**Task objective**
List each line of the data that holds the string "Branch".

--- START Supplied material ---

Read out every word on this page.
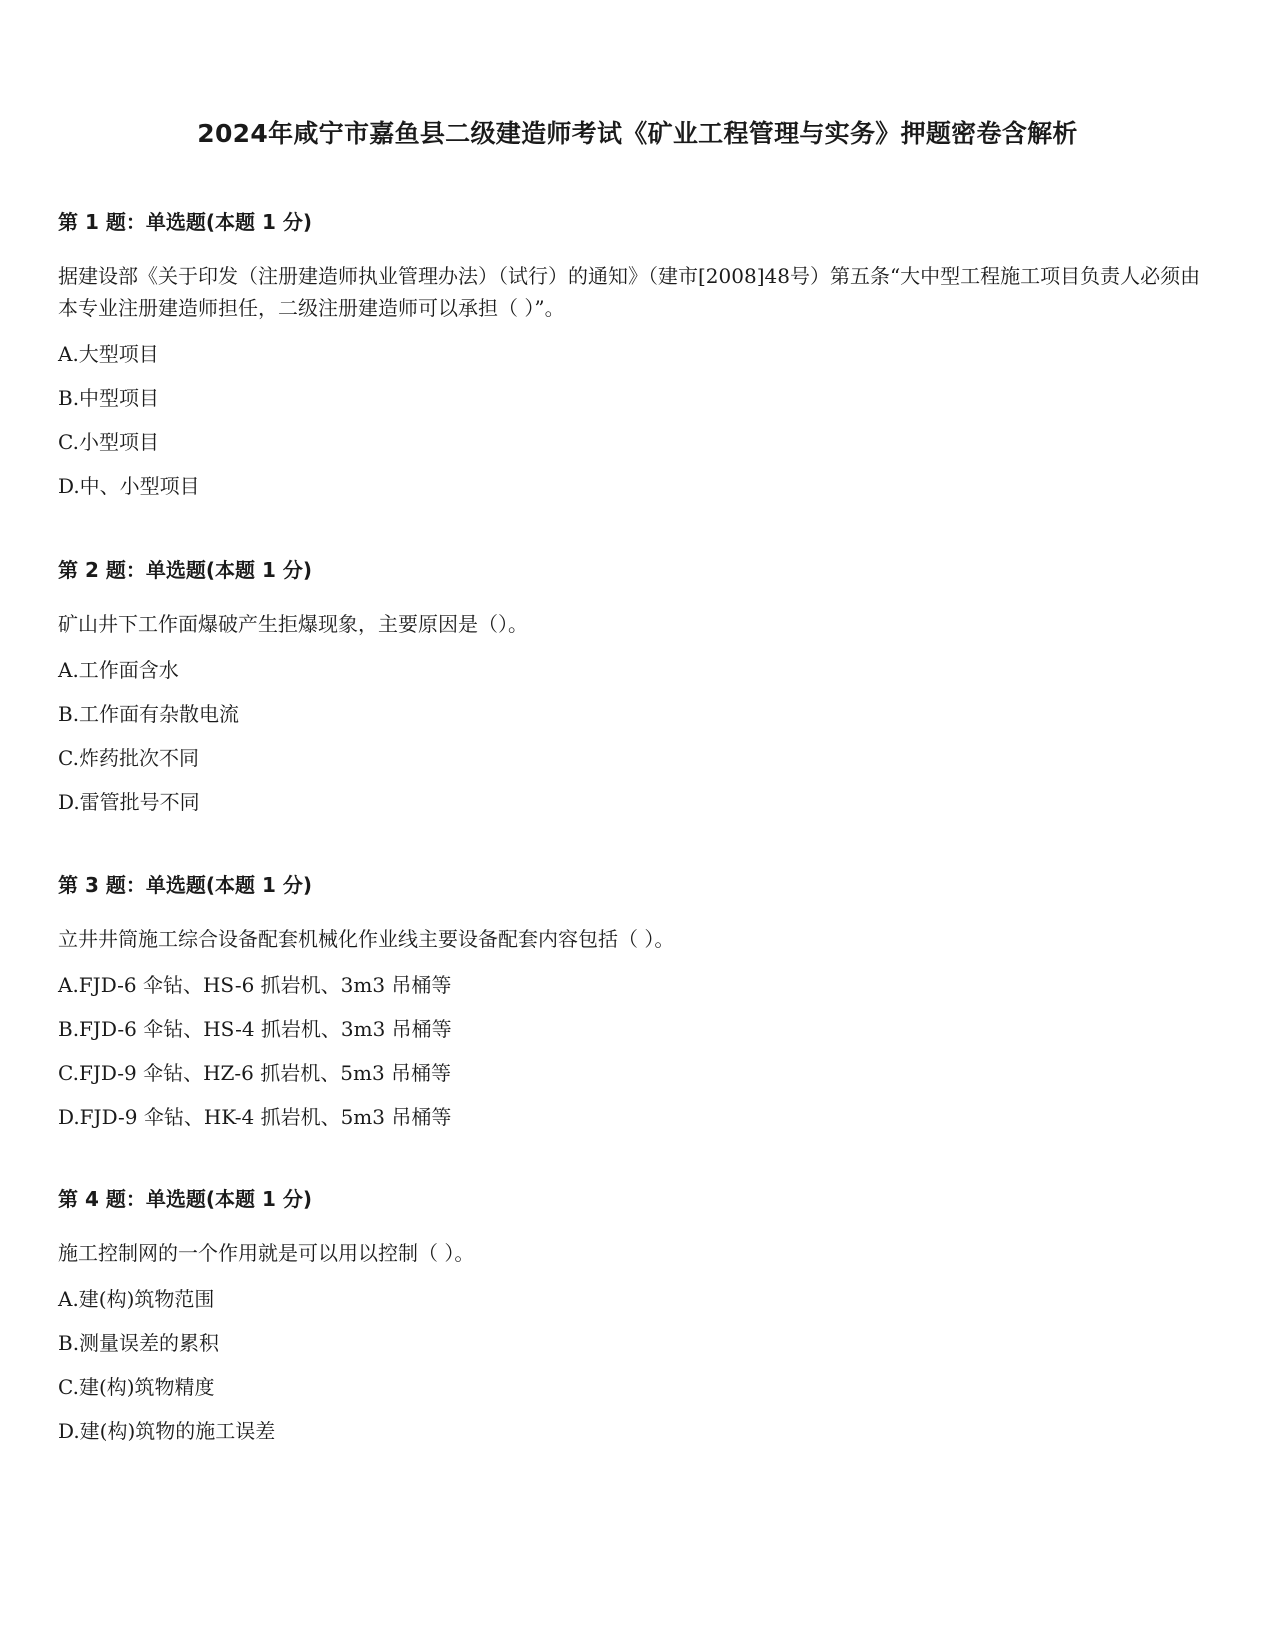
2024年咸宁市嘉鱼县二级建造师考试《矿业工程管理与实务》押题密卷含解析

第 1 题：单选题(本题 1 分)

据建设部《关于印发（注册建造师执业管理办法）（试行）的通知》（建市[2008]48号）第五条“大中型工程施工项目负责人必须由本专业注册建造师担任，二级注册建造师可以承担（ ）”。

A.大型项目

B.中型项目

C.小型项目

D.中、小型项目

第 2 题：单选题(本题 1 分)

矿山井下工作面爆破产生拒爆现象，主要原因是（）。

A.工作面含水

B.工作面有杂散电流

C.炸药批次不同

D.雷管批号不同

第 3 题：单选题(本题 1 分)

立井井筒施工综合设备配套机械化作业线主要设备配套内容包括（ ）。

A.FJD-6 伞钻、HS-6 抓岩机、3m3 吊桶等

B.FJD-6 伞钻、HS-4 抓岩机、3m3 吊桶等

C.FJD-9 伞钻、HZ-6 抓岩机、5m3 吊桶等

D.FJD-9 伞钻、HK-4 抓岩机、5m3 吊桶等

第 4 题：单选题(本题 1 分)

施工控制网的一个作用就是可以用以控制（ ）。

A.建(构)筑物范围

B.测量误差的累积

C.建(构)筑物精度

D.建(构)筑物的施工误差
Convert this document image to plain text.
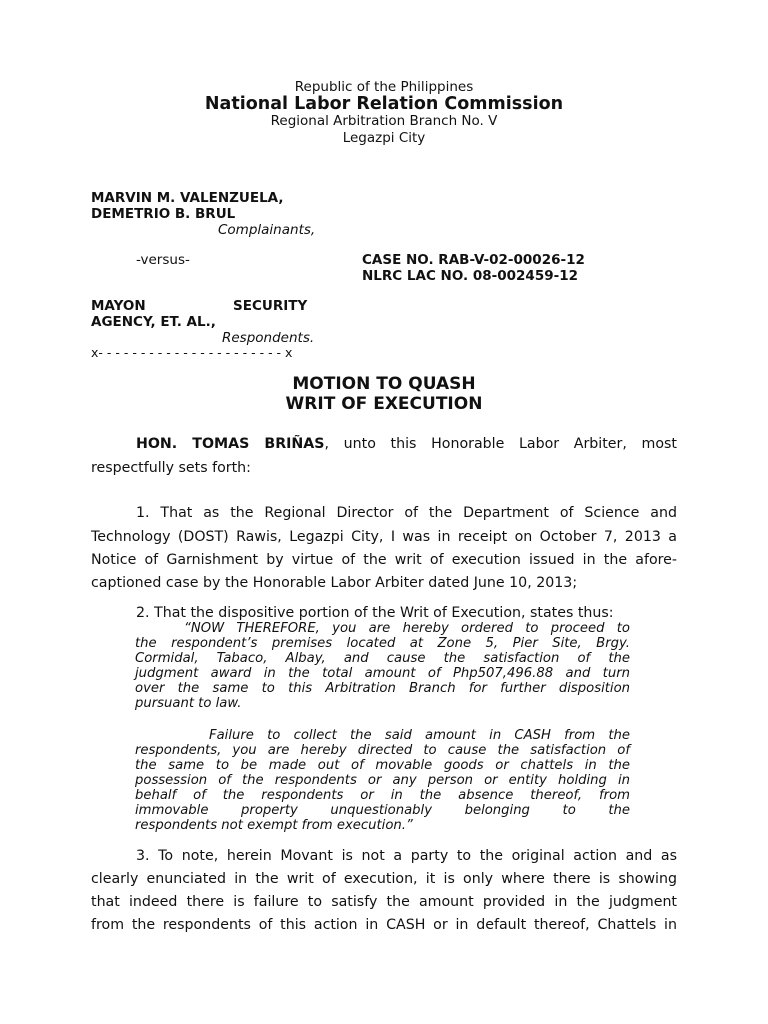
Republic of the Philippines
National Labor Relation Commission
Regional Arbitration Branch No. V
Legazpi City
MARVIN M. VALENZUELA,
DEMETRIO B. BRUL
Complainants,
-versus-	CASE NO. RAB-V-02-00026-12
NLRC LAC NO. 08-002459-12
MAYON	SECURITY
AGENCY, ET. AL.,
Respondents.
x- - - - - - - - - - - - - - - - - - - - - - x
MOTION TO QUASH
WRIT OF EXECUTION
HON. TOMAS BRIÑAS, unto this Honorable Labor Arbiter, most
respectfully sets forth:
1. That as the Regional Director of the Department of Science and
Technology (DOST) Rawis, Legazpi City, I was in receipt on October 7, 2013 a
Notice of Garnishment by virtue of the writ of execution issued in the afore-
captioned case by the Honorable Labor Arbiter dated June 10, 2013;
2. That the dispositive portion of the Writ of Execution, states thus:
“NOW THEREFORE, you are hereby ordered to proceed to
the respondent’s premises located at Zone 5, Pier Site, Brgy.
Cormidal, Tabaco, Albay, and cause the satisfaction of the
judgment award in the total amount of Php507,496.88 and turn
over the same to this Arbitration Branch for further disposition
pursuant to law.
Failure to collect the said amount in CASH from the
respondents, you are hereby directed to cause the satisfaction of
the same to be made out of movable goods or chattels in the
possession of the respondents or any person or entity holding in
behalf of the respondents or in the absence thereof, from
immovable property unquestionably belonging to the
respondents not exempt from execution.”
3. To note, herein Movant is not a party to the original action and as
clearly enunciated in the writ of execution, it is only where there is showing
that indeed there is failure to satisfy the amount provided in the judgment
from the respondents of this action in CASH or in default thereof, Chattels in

--- END Supplied material ---

**The output**
Regional Arbitration Branch No. V
over the same to this Arbitration Branch for further disposition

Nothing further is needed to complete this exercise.